= PROVIDED ENTRIES =
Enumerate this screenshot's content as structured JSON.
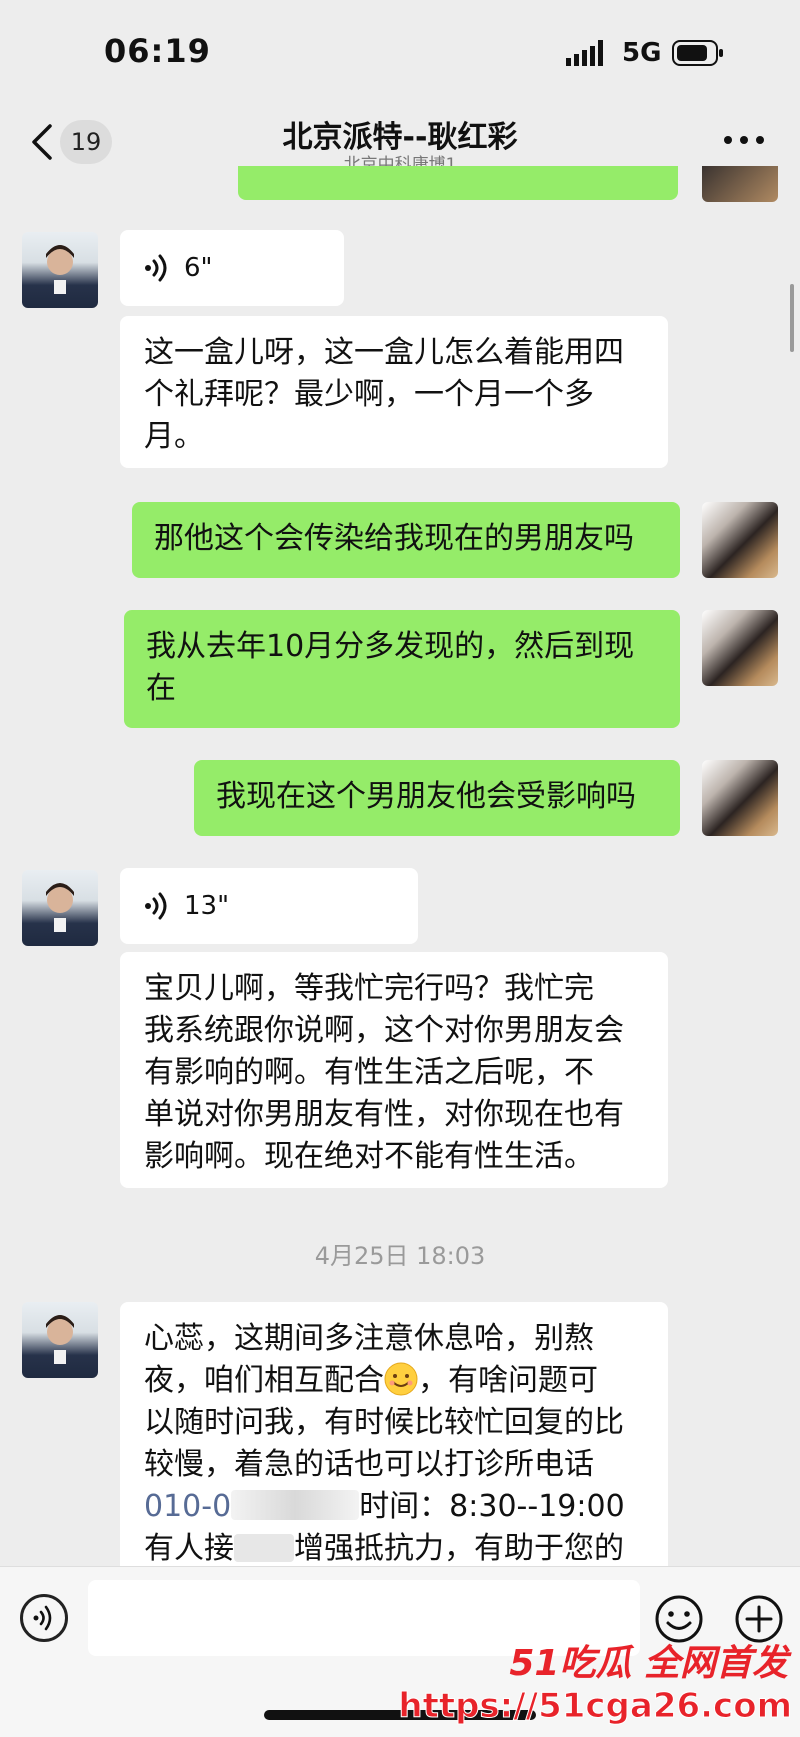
{
  "status_bar": {
    "time": "06:19",
    "network": "5G"
  },
  "header": {
    "back_badge": "19",
    "title": "北京派特--耿红彩",
    "subtitle": "北京中科康博1"
  },
  "messages": [
    {
      "side": "left",
      "kind": "voice",
      "duration": "6\""
    },
    {
      "side": "left",
      "kind": "text",
      "lines": [
        "这一盒儿呀，这一盒儿怎么着能用四",
        "个礼拜呢？最少啊，一个月一个多",
        "月。"
      ]
    },
    {
      "side": "right",
      "kind": "text",
      "lines": [
        "那他这个会传染给我现在的男朋友吗"
      ]
    },
    {
      "side": "right",
      "kind": "text",
      "lines": [
        "我从去年10月分多发现的，然后到现",
        "在"
      ]
    },
    {
      "side": "right",
      "kind": "text",
      "lines": [
        "我现在这个男朋友他会受影响吗"
      ]
    },
    {
      "side": "left",
      "kind": "voice",
      "duration": "13\""
    },
    {
      "side": "left",
      "kind": "text",
      "lines": [
        "宝贝儿啊，等我忙完行吗？我忙完",
        "我系统跟你说啊，这个对你男朋友会",
        "有影响的啊。有性生活之后呢，不",
        "单说对你男朋友有性，对你现在也有",
        "影响啊。现在绝对不能有性生活。"
      ]
    },
    {
      "side": "left",
      "kind": "text",
      "lines": [
        "心蕊，这期间多注意休息哈，别熬",
        "夜，咱们相互配合",
        "，有啥问题可",
        "以随时问我，有时候比较忙回复的比",
        "较慢，着急的话也可以打诊所电话",
        "010-0",
        "时间：8:30--19:00",
        "有人接",
        "增强抵抗力，有助于您的"
      ]
    }
  ],
  "timestamp": "4月25日 18:03",
  "input_bar": {
    "placeholder": ""
  },
  "watermark": {
    "logo": "51吃瓜 全网首发",
    "url": "https://51cga26.com"
  },
  "colors": {
    "self_bubble": "#95ec69",
    "other_bubble": "#ffffff",
    "background": "#ededed"
  },
  "icons": [
    "chevron-left-icon",
    "more-icon",
    "voice-wave-icon",
    "emoji-icon",
    "plus-icon",
    "signal-icon",
    "battery-icon"
  ]
}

= TASK TO COMPLETE =
Omit the images and transcribe all of the records above word for word.

= REPLY =
Enumerate this screenshot's content as structured JSON.
{
  "status_bar": {
    "time": "06:19",
    "network": "5G"
  },
  "header": {
    "back_badge": "19",
    "title": "北京派特--耿红彩",
    "subtitle": "北京中科康博1"
  },
  "messages": [
    {
      "side": "left",
      "kind": "voice",
      "duration": "6\""
    },
    {
      "side": "left",
      "kind": "text",
      "lines": [
        "这一盒儿呀，这一盒儿怎么着能用四",
        "个礼拜呢？最少啊，一个月一个多",
        "月。"
      ]
    },
    {
      "side": "right",
      "kind": "text",
      "lines": [
        "那他这个会传染给我现在的男朋友吗"
      ]
    },
    {
      "side": "right",
      "kind": "text",
      "lines": [
        "我从去年10月分多发现的，然后到现",
        "在"
      ]
    },
    {
      "side": "right",
      "kind": "text",
      "lines": [
        "我现在这个男朋友他会受影响吗"
      ]
    },
    {
      "side": "left",
      "kind": "voice",
      "duration": "13\""
    },
    {
      "side": "left",
      "kind": "text",
      "lines": [
        "宝贝儿啊，等我忙完行吗？我忙完",
        "我系统跟你说啊，这个对你男朋友会",
        "有影响的啊。有性生活之后呢，不",
        "单说对你男朋友有性，对你现在也有",
        "影响啊。现在绝对不能有性生活。"
      ]
    },
    {
      "side": "left",
      "kind": "text",
      "lines": [
        "心蕊，这期间多注意休息哈，别熬",
        "夜，咱们相互配合",
        "，有啥问题可",
        "以随时问我，有时候比较忙回复的比",
        "较慢，着急的话也可以打诊所电话",
        "010-0",
        "时间：8:30--19:00",
        "有人接",
        "增强抵抗力，有助于您的"
      ]
    }
  ],
  "timestamp": "4月25日 18:03",
  "input_bar": {
    "placeholder": ""
  },
  "watermark": {
    "logo": "51吃瓜 全网首发",
    "url": "https://51cga26.com"
  },
  "colors": {
    "self_bubble": "#95ec69",
    "other_bubble": "#ffffff",
    "background": "#ededed"
  },
  "icons": [
    "chevron-left-icon",
    "more-icon",
    "voice-wave-icon",
    "emoji-icon",
    "plus-icon",
    "signal-icon",
    "battery-icon"
  ]
}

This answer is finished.